Exercise details » How many lines in this data contain the string "CArc"? Reply with the number only.

Available records »
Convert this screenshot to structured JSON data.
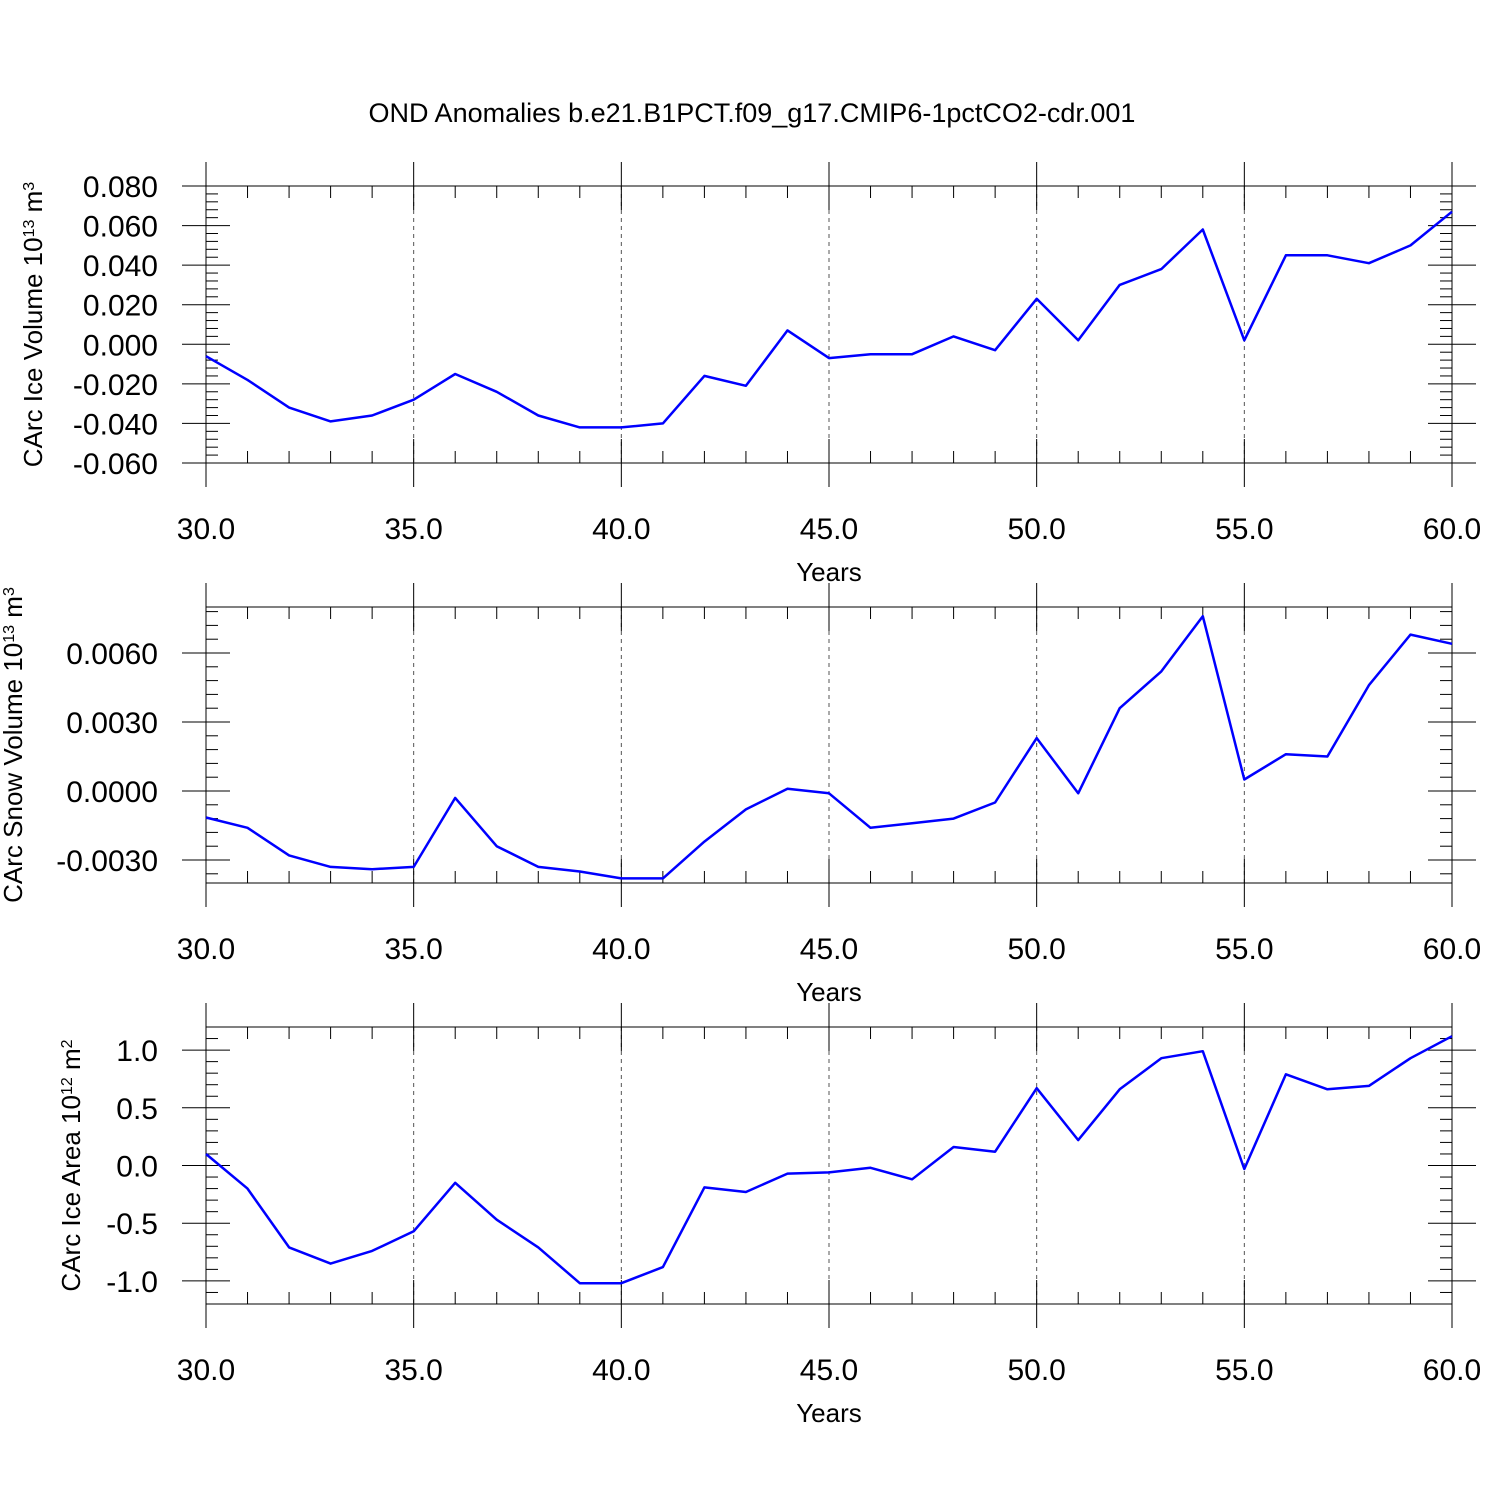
{
  "figure_title": "OND Anomalies b.e21.B1PCT.f09_g17.CMIP6-1pctCO2-cdr.001",
  "series_color": "#0000ff",
  "chart_data": [
    {
      "type": "line",
      "title": "OND Anomalies b.e21.B1PCT.f09_g17.CMIP6-1pctCO2-cdr.001",
      "xlabel": "Years",
      "ylabel": "CArc Ice Volume 10",
      "ylabel_exp": "13",
      "ylabel_unit": " m",
      "ylabel_unit_exp": "3",
      "xlim": [
        30,
        60
      ],
      "ylim": [
        -0.06,
        0.08
      ],
      "x_ticks": [
        30,
        35,
        40,
        45,
        50,
        55,
        60
      ],
      "x_tick_labels": [
        "30.0",
        "35.0",
        "40.0",
        "45.0",
        "50.0",
        "55.0",
        "60.0"
      ],
      "y_ticks": [
        -0.06,
        -0.04,
        -0.02,
        0.0,
        0.02,
        0.04,
        0.06,
        0.08
      ],
      "y_tick_labels": [
        "-0.060",
        "-0.040",
        "-0.020",
        "0.000",
        "0.020",
        "0.040",
        "0.060",
        "0.080"
      ],
      "grid": "vertical dashed",
      "x": [
        30,
        31,
        32,
        33,
        34,
        35,
        36,
        37,
        38,
        39,
        40,
        41,
        42,
        43,
        44,
        45,
        46,
        47,
        48,
        49,
        50,
        51,
        52,
        53,
        54,
        55,
        56,
        57,
        58,
        59,
        60
      ],
      "values": [
        -0.006,
        -0.018,
        -0.032,
        -0.039,
        -0.036,
        -0.028,
        -0.015,
        -0.024,
        -0.036,
        -0.042,
        -0.042,
        -0.04,
        -0.016,
        -0.021,
        0.007,
        -0.007,
        -0.005,
        -0.005,
        0.004,
        -0.003,
        0.023,
        0.002,
        0.03,
        0.038,
        0.058,
        0.002,
        0.045,
        0.045,
        0.041,
        0.05,
        0.067
      ]
    },
    {
      "type": "line",
      "xlabel": "Years",
      "ylabel": "CArc Snow Volume 10",
      "ylabel_exp": "13",
      "ylabel_unit": " m",
      "ylabel_unit_exp": "3",
      "xlim": [
        30,
        60
      ],
      "ylim": [
        -0.004,
        0.008
      ],
      "x_ticks": [
        30,
        35,
        40,
        45,
        50,
        55,
        60
      ],
      "x_tick_labels": [
        "30.0",
        "35.0",
        "40.0",
        "45.0",
        "50.0",
        "55.0",
        "60.0"
      ],
      "y_ticks": [
        -0.003,
        0.0,
        0.003,
        0.006
      ],
      "y_tick_labels": [
        "-0.0030",
        "0.0000",
        "0.0030",
        "0.0060"
      ],
      "grid": "vertical dashed",
      "x": [
        30,
        31,
        32,
        33,
        34,
        35,
        36,
        37,
        38,
        39,
        40,
        41,
        42,
        43,
        44,
        45,
        46,
        47,
        48,
        49,
        50,
        51,
        52,
        53,
        54,
        55,
        56,
        57,
        58,
        59,
        60
      ],
      "values": [
        -0.00115,
        -0.0016,
        -0.0028,
        -0.0033,
        -0.0034,
        -0.0033,
        -0.0003,
        -0.0024,
        -0.0033,
        -0.0035,
        -0.0038,
        -0.0038,
        -0.0022,
        -0.0008,
        0.0001,
        -0.0001,
        -0.0016,
        -0.0014,
        -0.0012,
        -0.0005,
        0.0023,
        -0.0001,
        0.0036,
        0.0052,
        0.0076,
        0.0005,
        0.0016,
        0.0015,
        0.0046,
        0.0068,
        0.0064
      ]
    },
    {
      "type": "line",
      "xlabel": "Years",
      "ylabel": "CArc Ice Area 10",
      "ylabel_exp": "12",
      "ylabel_unit": " m",
      "ylabel_unit_exp": "2",
      "xlim": [
        30,
        60
      ],
      "ylim": [
        -1.2,
        1.2
      ],
      "x_ticks": [
        30,
        35,
        40,
        45,
        50,
        55,
        60
      ],
      "x_tick_labels": [
        "30.0",
        "35.0",
        "40.0",
        "45.0",
        "50.0",
        "55.0",
        "60.0"
      ],
      "y_ticks": [
        -1.0,
        -0.5,
        0.0,
        0.5,
        1.0
      ],
      "y_tick_labels": [
        "-1.0",
        "-0.5",
        "0.0",
        "0.5",
        "1.0"
      ],
      "grid": "vertical dashed",
      "x": [
        30,
        31,
        32,
        33,
        34,
        35,
        36,
        37,
        38,
        39,
        40,
        41,
        42,
        43,
        44,
        45,
        46,
        47,
        48,
        49,
        50,
        51,
        52,
        53,
        54,
        55,
        56,
        57,
        58,
        59,
        60
      ],
      "values": [
        0.1,
        -0.2,
        -0.71,
        -0.85,
        -0.74,
        -0.57,
        -0.15,
        -0.47,
        -0.71,
        -1.02,
        -1.02,
        -0.88,
        -0.19,
        -0.23,
        -0.07,
        -0.06,
        -0.02,
        -0.12,
        0.16,
        0.12,
        0.67,
        0.22,
        0.66,
        0.93,
        0.99,
        -0.03,
        0.79,
        0.66,
        0.69,
        0.93,
        1.12
      ]
    }
  ]
}
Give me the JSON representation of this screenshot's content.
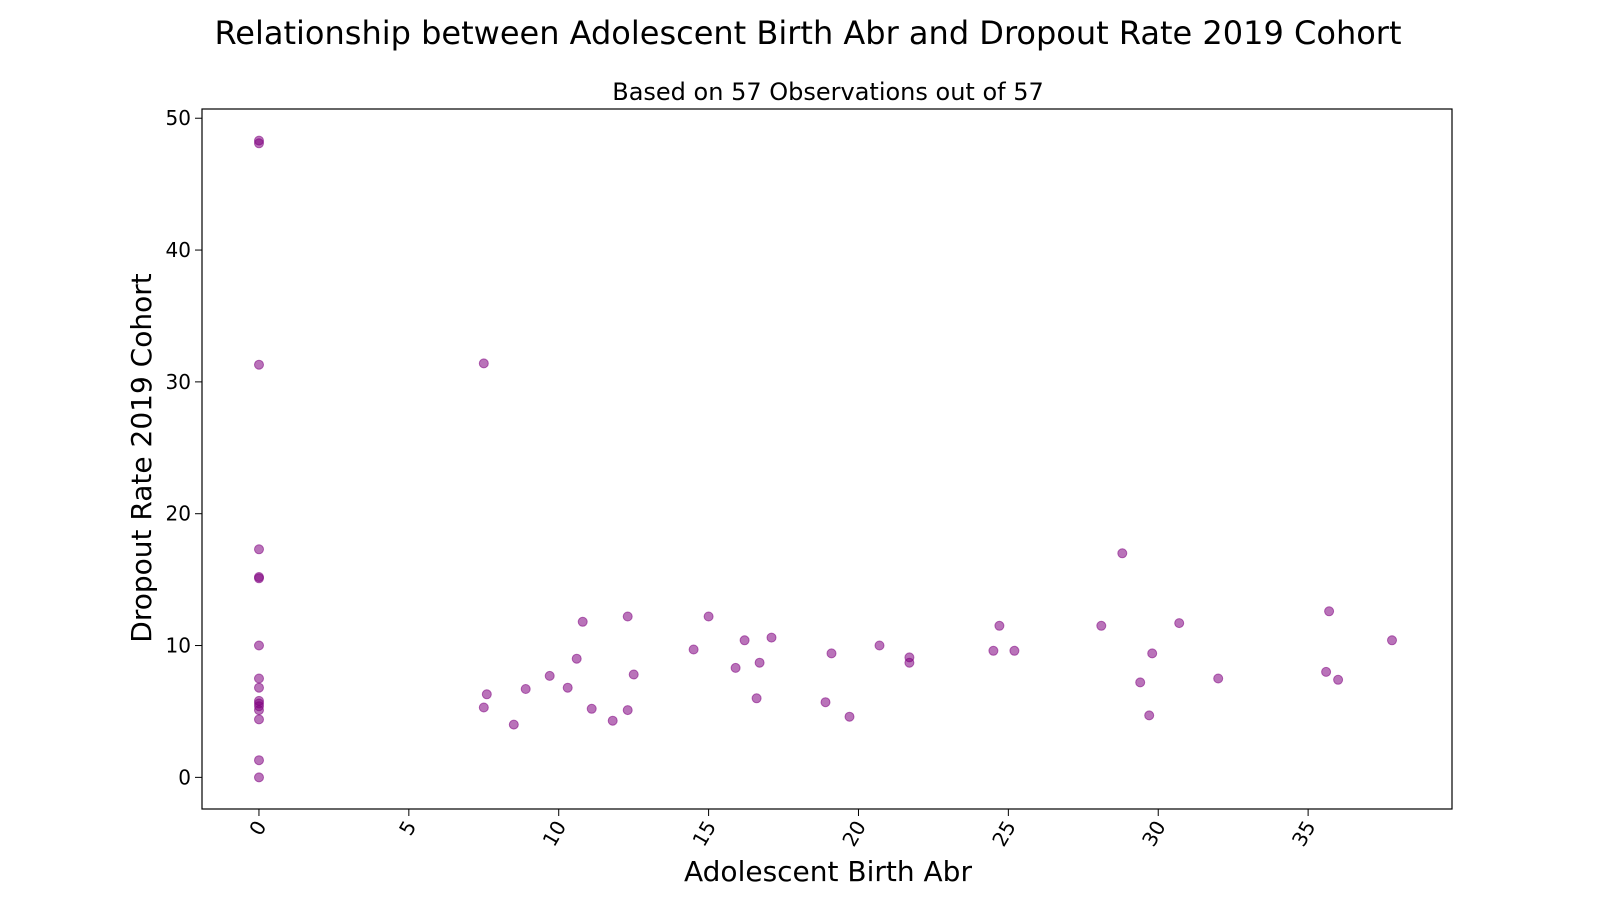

Finished task » 3